- **What is required**
What is the number of lines containing "caption"? Give only that number.

- **Data for this exercise**
-*-*-

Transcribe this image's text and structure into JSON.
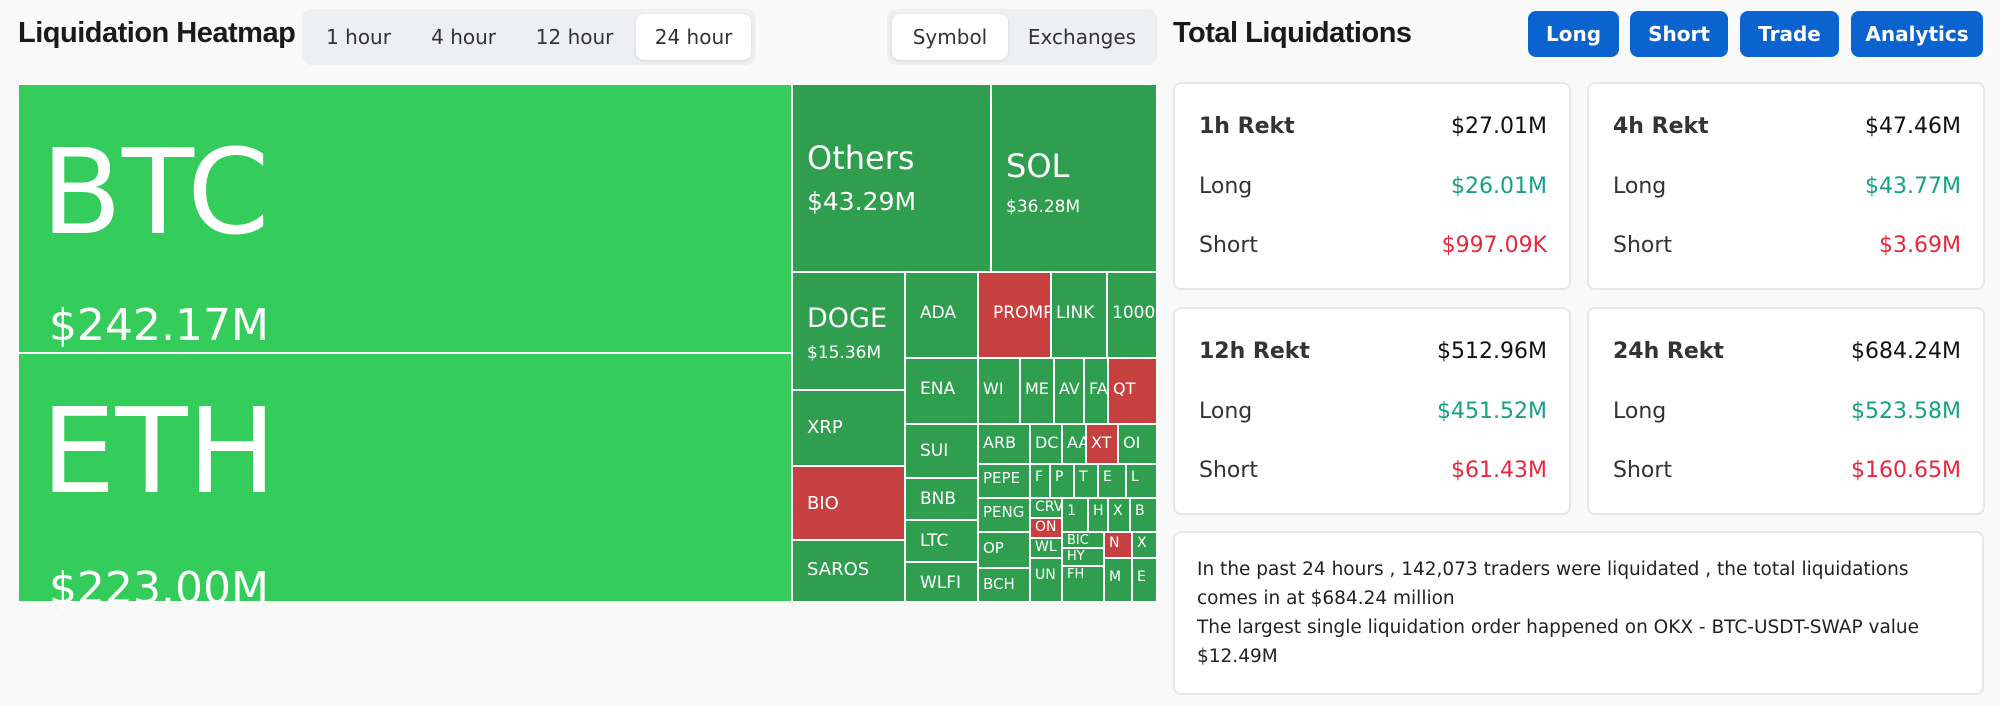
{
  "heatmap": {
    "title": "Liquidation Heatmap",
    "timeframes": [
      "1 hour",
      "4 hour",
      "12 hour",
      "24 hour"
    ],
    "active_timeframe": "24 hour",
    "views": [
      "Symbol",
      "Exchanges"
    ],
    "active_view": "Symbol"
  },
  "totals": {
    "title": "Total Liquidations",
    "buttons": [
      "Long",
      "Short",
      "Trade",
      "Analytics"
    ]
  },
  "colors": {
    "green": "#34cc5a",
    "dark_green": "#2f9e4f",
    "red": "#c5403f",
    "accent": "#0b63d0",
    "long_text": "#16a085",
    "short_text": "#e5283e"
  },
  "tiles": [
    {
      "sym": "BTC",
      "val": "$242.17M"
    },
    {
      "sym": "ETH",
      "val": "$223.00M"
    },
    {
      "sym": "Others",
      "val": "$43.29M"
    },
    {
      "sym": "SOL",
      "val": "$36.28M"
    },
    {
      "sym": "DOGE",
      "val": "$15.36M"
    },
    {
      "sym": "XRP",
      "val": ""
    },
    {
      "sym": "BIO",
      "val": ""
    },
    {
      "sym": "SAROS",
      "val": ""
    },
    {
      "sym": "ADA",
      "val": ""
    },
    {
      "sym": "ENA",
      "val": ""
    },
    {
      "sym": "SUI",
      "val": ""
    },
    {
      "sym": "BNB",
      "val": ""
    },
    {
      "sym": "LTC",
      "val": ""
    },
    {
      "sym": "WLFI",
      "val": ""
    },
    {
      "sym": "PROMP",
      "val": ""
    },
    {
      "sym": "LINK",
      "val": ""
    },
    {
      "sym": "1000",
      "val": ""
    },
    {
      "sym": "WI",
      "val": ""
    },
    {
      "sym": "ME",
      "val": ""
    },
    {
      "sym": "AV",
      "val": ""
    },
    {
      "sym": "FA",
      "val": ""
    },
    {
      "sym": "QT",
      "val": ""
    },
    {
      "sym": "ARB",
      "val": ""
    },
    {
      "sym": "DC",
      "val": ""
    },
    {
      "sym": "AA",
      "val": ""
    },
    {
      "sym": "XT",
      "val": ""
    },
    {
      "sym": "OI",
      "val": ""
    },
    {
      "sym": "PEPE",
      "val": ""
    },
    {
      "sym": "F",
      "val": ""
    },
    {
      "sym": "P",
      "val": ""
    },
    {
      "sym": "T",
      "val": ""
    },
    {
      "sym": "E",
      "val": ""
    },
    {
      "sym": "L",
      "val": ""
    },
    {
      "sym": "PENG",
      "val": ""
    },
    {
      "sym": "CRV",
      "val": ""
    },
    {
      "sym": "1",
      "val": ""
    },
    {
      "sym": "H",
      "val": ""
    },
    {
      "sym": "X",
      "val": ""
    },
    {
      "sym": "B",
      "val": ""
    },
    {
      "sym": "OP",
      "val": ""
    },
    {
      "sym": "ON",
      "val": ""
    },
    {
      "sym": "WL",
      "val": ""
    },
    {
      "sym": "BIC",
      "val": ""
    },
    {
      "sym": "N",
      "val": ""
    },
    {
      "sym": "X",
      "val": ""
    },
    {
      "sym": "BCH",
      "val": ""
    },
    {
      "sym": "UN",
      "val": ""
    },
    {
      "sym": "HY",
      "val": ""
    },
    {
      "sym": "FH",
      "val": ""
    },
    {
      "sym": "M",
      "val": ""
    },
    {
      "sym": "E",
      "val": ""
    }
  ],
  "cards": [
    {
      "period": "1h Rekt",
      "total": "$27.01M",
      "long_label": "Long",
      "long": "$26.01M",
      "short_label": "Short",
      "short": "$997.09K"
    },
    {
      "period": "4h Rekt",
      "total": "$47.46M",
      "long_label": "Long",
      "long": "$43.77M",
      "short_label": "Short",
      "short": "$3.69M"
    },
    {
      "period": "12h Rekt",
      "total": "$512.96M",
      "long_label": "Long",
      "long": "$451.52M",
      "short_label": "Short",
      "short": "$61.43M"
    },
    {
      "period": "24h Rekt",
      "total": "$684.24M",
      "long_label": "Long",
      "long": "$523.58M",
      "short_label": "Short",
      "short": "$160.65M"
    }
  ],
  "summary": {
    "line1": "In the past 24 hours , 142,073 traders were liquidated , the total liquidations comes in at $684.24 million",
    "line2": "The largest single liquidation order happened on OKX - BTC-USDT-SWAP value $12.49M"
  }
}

-*-*-

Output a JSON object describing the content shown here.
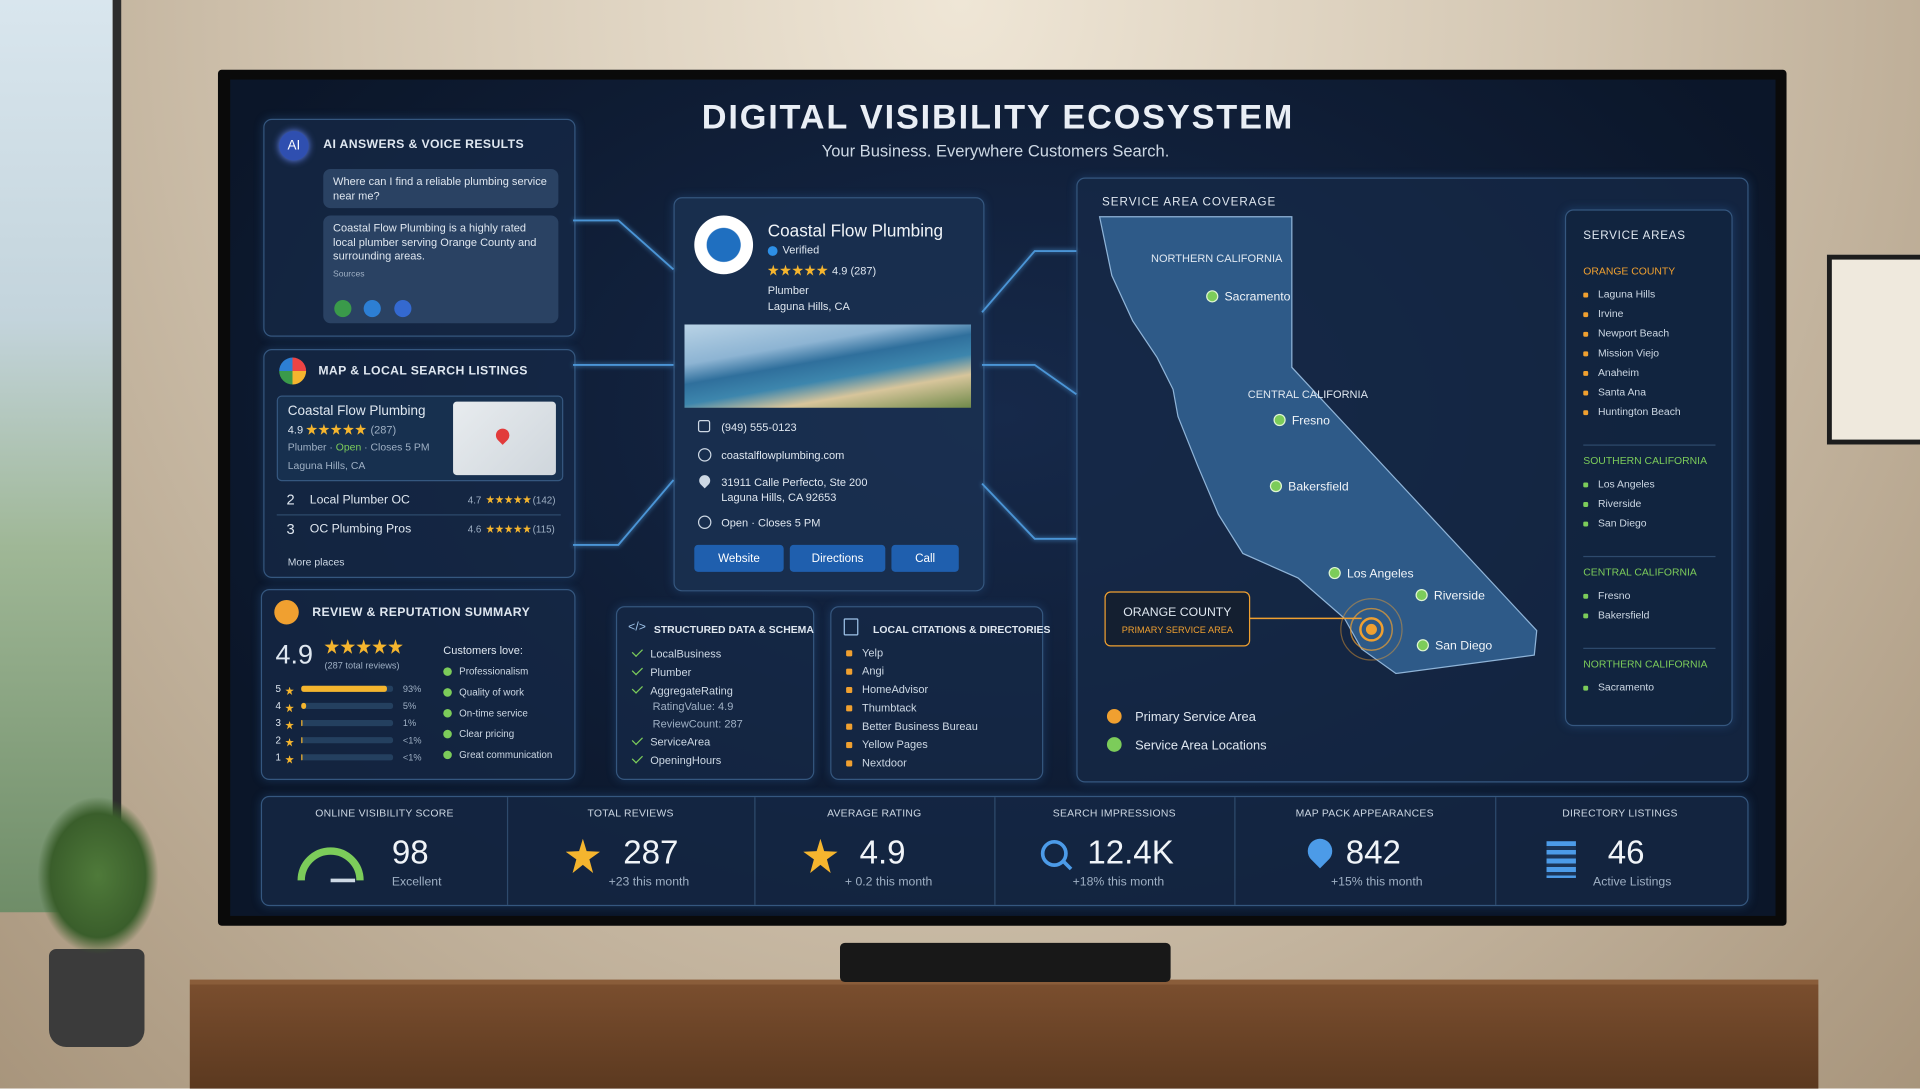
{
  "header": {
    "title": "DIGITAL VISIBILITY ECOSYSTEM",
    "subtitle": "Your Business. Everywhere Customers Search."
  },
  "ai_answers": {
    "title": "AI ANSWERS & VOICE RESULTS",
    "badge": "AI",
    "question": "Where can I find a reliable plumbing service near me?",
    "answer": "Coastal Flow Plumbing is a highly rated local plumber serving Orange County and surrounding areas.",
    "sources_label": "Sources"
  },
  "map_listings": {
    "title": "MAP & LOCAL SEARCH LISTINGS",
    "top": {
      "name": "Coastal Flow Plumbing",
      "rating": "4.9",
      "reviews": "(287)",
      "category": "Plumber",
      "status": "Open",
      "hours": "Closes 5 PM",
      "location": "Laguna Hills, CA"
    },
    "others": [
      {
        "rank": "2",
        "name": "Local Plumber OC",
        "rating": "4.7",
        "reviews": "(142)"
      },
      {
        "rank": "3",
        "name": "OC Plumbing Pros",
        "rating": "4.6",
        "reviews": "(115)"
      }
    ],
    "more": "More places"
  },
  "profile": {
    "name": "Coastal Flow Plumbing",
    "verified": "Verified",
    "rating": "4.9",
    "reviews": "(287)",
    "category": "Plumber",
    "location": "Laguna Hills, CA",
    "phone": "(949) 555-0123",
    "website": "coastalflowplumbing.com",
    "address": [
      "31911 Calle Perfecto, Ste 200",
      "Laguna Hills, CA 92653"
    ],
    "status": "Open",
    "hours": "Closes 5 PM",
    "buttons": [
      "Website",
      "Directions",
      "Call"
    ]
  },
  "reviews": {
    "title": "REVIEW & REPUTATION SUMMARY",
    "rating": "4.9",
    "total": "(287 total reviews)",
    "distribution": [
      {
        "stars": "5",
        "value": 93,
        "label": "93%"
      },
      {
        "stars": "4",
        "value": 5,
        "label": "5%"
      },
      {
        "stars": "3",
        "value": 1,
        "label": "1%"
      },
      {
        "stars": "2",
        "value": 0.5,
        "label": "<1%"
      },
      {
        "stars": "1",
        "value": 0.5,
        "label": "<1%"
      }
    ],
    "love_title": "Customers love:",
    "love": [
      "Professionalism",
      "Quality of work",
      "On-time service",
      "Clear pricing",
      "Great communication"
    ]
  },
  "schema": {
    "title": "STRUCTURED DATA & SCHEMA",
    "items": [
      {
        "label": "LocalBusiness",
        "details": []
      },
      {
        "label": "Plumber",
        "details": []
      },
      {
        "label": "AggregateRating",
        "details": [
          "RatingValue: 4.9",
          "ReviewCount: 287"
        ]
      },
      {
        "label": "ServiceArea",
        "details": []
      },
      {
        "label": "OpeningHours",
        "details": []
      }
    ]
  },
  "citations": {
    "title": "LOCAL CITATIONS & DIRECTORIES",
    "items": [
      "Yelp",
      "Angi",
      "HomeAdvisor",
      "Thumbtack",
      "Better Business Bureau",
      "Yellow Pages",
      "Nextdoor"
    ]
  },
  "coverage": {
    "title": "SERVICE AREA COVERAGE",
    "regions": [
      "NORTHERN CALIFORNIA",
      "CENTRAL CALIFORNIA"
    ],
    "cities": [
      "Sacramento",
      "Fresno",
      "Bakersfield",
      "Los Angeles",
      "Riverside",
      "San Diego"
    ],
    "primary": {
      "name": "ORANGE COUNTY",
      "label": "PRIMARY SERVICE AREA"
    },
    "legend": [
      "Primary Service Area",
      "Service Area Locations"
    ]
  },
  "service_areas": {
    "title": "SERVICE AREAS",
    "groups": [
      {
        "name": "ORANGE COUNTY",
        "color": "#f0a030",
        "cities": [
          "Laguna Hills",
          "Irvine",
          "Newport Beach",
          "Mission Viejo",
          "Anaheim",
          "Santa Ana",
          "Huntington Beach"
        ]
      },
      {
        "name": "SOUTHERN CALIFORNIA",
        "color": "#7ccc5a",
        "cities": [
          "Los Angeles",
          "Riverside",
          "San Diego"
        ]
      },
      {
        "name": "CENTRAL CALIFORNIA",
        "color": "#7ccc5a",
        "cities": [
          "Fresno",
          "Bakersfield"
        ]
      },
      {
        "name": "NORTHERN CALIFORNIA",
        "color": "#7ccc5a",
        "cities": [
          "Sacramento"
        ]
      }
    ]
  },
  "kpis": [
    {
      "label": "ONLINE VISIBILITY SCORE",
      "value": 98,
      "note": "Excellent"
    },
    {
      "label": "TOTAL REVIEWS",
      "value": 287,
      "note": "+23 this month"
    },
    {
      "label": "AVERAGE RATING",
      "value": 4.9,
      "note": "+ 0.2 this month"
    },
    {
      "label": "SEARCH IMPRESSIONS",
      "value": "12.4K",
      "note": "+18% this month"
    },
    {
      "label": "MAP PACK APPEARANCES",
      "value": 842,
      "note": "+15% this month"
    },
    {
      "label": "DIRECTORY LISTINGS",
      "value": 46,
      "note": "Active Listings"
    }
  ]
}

-*-*-

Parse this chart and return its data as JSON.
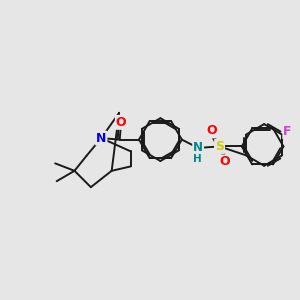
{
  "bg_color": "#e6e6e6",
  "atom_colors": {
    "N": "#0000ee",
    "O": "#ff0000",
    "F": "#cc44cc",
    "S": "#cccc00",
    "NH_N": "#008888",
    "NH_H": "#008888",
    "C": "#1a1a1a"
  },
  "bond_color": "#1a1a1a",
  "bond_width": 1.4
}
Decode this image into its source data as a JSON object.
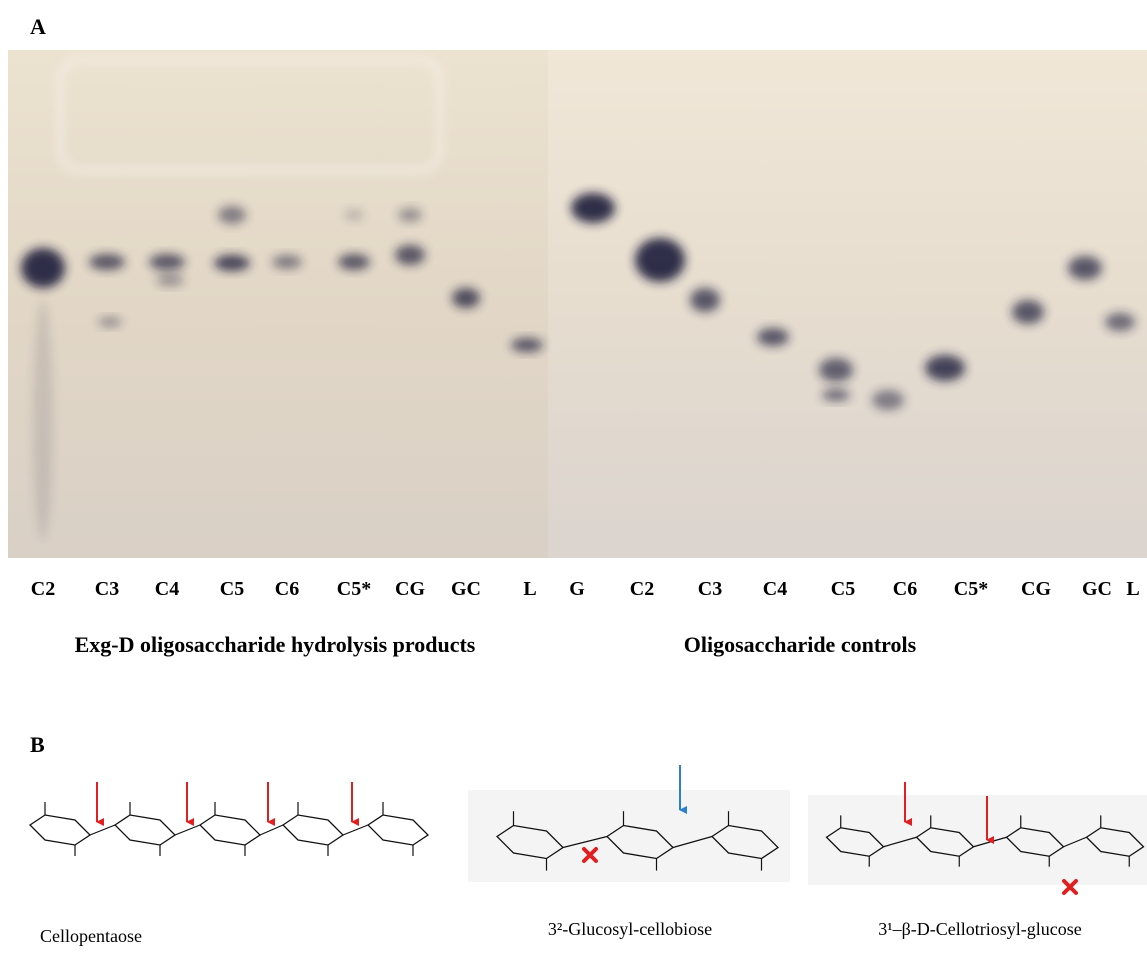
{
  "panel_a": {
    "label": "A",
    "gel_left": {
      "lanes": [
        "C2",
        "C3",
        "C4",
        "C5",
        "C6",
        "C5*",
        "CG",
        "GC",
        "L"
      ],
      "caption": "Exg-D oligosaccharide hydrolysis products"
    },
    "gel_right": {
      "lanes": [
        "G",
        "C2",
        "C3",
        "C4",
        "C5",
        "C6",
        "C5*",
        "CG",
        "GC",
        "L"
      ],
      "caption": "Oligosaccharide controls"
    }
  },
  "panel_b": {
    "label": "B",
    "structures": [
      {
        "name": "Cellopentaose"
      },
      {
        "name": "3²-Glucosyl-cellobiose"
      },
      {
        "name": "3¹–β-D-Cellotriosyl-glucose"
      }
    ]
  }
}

-*-*-

- **Full response**
2